| Extracted information |

►

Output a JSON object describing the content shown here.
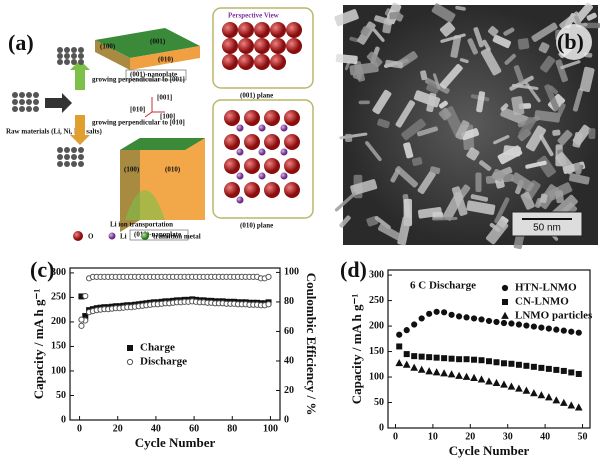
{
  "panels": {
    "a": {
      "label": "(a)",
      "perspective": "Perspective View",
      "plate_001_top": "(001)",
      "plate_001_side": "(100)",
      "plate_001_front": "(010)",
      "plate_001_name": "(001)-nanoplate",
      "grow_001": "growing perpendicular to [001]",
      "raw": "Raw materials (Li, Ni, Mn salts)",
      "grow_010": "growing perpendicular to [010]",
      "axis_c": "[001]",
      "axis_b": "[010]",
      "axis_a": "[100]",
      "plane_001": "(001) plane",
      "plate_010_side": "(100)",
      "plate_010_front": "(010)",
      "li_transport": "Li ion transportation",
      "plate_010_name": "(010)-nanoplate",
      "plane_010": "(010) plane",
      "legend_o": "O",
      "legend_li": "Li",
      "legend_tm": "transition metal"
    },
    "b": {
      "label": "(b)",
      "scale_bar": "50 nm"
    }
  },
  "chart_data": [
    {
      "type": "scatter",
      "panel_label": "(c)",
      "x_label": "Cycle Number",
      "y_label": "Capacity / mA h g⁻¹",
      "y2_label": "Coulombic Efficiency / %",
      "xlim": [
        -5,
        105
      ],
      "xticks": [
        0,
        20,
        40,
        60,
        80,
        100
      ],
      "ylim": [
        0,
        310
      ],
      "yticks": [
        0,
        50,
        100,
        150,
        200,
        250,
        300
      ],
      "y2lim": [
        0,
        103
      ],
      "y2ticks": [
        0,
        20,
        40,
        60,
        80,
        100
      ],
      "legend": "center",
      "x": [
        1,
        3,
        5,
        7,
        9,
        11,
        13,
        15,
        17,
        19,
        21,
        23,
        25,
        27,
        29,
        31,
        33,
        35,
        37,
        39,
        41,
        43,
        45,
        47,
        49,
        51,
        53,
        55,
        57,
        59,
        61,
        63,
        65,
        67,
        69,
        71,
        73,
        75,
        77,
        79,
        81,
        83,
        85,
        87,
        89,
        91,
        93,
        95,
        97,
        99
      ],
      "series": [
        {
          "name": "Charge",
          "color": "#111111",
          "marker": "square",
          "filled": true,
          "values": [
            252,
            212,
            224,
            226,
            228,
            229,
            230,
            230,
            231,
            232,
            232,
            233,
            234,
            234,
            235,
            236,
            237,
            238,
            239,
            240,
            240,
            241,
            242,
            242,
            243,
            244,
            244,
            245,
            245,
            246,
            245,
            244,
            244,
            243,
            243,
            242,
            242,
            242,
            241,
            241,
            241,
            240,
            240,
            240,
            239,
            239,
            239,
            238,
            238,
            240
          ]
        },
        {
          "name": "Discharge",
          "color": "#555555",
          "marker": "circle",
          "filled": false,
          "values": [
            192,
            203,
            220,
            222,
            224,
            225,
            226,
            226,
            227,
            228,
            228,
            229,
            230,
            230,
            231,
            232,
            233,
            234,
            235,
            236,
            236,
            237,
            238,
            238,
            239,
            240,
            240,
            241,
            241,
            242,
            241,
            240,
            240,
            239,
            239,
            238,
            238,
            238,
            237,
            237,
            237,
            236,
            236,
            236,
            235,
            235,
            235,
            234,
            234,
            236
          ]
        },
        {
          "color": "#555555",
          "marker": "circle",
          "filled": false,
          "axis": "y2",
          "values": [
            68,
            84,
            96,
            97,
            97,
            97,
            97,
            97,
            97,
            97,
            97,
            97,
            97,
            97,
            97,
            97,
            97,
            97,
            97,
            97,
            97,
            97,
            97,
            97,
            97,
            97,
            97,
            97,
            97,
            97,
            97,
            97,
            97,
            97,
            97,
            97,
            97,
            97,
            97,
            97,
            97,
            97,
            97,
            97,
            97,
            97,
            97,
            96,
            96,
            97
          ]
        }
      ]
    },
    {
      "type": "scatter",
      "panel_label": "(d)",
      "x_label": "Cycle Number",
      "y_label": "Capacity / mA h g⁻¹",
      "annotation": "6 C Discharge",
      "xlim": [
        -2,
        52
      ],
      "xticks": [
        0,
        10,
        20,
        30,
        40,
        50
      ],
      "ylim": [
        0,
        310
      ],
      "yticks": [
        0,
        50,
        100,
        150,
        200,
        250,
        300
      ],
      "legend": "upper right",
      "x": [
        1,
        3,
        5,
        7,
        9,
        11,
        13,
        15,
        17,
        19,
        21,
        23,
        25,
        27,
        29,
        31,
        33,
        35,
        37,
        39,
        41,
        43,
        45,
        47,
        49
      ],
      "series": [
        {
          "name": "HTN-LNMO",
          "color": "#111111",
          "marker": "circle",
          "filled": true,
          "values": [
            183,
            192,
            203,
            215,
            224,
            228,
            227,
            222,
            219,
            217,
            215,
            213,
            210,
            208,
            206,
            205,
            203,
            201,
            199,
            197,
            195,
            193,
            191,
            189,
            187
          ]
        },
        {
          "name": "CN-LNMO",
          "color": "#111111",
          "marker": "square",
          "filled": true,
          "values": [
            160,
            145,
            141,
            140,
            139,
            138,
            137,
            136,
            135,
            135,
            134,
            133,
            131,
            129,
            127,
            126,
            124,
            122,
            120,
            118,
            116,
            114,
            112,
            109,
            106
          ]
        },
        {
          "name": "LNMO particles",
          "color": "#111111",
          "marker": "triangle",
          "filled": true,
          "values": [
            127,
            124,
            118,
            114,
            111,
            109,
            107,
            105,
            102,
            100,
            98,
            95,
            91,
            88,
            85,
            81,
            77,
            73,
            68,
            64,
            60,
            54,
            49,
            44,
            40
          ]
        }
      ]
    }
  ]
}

◄

| Problem description |
Take the listing above and restate it word for word, without its pictures.

| Task response |
Output a JSON object describing the content shown here.
{
  "panels": {
    "a": {
      "label": "(a)",
      "perspective": "Perspective View",
      "plate_001_top": "(001)",
      "plate_001_side": "(100)",
      "plate_001_front": "(010)",
      "plate_001_name": "(001)-nanoplate",
      "grow_001": "growing perpendicular to [001]",
      "raw": "Raw materials (Li, Ni, Mn salts)",
      "grow_010": "growing perpendicular to [010]",
      "axis_c": "[001]",
      "axis_b": "[010]",
      "axis_a": "[100]",
      "plane_001": "(001) plane",
      "plate_010_side": "(100)",
      "plate_010_front": "(010)",
      "li_transport": "Li ion transportation",
      "plate_010_name": "(010)-nanoplate",
      "plane_010": "(010) plane",
      "legend_o": "O",
      "legend_li": "Li",
      "legend_tm": "transition metal"
    },
    "b": {
      "label": "(b)",
      "scale_bar": "50 nm"
    }
  },
  "chart_data": [
    {
      "type": "scatter",
      "panel_label": "(c)",
      "x_label": "Cycle Number",
      "y_label": "Capacity / mA h g⁻¹",
      "y2_label": "Coulombic Efficiency / %",
      "xlim": [
        -5,
        105
      ],
      "xticks": [
        0,
        20,
        40,
        60,
        80,
        100
      ],
      "ylim": [
        0,
        310
      ],
      "yticks": [
        0,
        50,
        100,
        150,
        200,
        250,
        300
      ],
      "y2lim": [
        0,
        103
      ],
      "y2ticks": [
        0,
        20,
        40,
        60,
        80,
        100
      ],
      "legend": "center",
      "x": [
        1,
        3,
        5,
        7,
        9,
        11,
        13,
        15,
        17,
        19,
        21,
        23,
        25,
        27,
        29,
        31,
        33,
        35,
        37,
        39,
        41,
        43,
        45,
        47,
        49,
        51,
        53,
        55,
        57,
        59,
        61,
        63,
        65,
        67,
        69,
        71,
        73,
        75,
        77,
        79,
        81,
        83,
        85,
        87,
        89,
        91,
        93,
        95,
        97,
        99
      ],
      "series": [
        {
          "name": "Charge",
          "color": "#111111",
          "marker": "square",
          "filled": true,
          "values": [
            252,
            212,
            224,
            226,
            228,
            229,
            230,
            230,
            231,
            232,
            232,
            233,
            234,
            234,
            235,
            236,
            237,
            238,
            239,
            240,
            240,
            241,
            242,
            242,
            243,
            244,
            244,
            245,
            245,
            246,
            245,
            244,
            244,
            243,
            243,
            242,
            242,
            242,
            241,
            241,
            241,
            240,
            240,
            240,
            239,
            239,
            239,
            238,
            238,
            240
          ]
        },
        {
          "name": "Discharge",
          "color": "#555555",
          "marker": "circle",
          "filled": false,
          "values": [
            192,
            203,
            220,
            222,
            224,
            225,
            226,
            226,
            227,
            228,
            228,
            229,
            230,
            230,
            231,
            232,
            233,
            234,
            235,
            236,
            236,
            237,
            238,
            238,
            239,
            240,
            240,
            241,
            241,
            242,
            241,
            240,
            240,
            239,
            239,
            238,
            238,
            238,
            237,
            237,
            237,
            236,
            236,
            236,
            235,
            235,
            235,
            234,
            234,
            236
          ]
        },
        {
          "color": "#555555",
          "marker": "circle",
          "filled": false,
          "axis": "y2",
          "values": [
            68,
            84,
            96,
            97,
            97,
            97,
            97,
            97,
            97,
            97,
            97,
            97,
            97,
            97,
            97,
            97,
            97,
            97,
            97,
            97,
            97,
            97,
            97,
            97,
            97,
            97,
            97,
            97,
            97,
            97,
            97,
            97,
            97,
            97,
            97,
            97,
            97,
            97,
            97,
            97,
            97,
            97,
            97,
            97,
            97,
            97,
            97,
            96,
            96,
            97
          ]
        }
      ]
    },
    {
      "type": "scatter",
      "panel_label": "(d)",
      "x_label": "Cycle Number",
      "y_label": "Capacity / mA h g⁻¹",
      "annotation": "6 C Discharge",
      "xlim": [
        -2,
        52
      ],
      "xticks": [
        0,
        10,
        20,
        30,
        40,
        50
      ],
      "ylim": [
        0,
        310
      ],
      "yticks": [
        0,
        50,
        100,
        150,
        200,
        250,
        300
      ],
      "legend": "upper right",
      "x": [
        1,
        3,
        5,
        7,
        9,
        11,
        13,
        15,
        17,
        19,
        21,
        23,
        25,
        27,
        29,
        31,
        33,
        35,
        37,
        39,
        41,
        43,
        45,
        47,
        49
      ],
      "series": [
        {
          "name": "HTN-LNMO",
          "color": "#111111",
          "marker": "circle",
          "filled": true,
          "values": [
            183,
            192,
            203,
            215,
            224,
            228,
            227,
            222,
            219,
            217,
            215,
            213,
            210,
            208,
            206,
            205,
            203,
            201,
            199,
            197,
            195,
            193,
            191,
            189,
            187
          ]
        },
        {
          "name": "CN-LNMO",
          "color": "#111111",
          "marker": "square",
          "filled": true,
          "values": [
            160,
            145,
            141,
            140,
            139,
            138,
            137,
            136,
            135,
            135,
            134,
            133,
            131,
            129,
            127,
            126,
            124,
            122,
            120,
            118,
            116,
            114,
            112,
            109,
            106
          ]
        },
        {
          "name": "LNMO particles",
          "color": "#111111",
          "marker": "triangle",
          "filled": true,
          "values": [
            127,
            124,
            118,
            114,
            111,
            109,
            107,
            105,
            102,
            100,
            98,
            95,
            91,
            88,
            85,
            81,
            77,
            73,
            68,
            64,
            60,
            54,
            49,
            44,
            40
          ]
        }
      ]
    }
  ]
}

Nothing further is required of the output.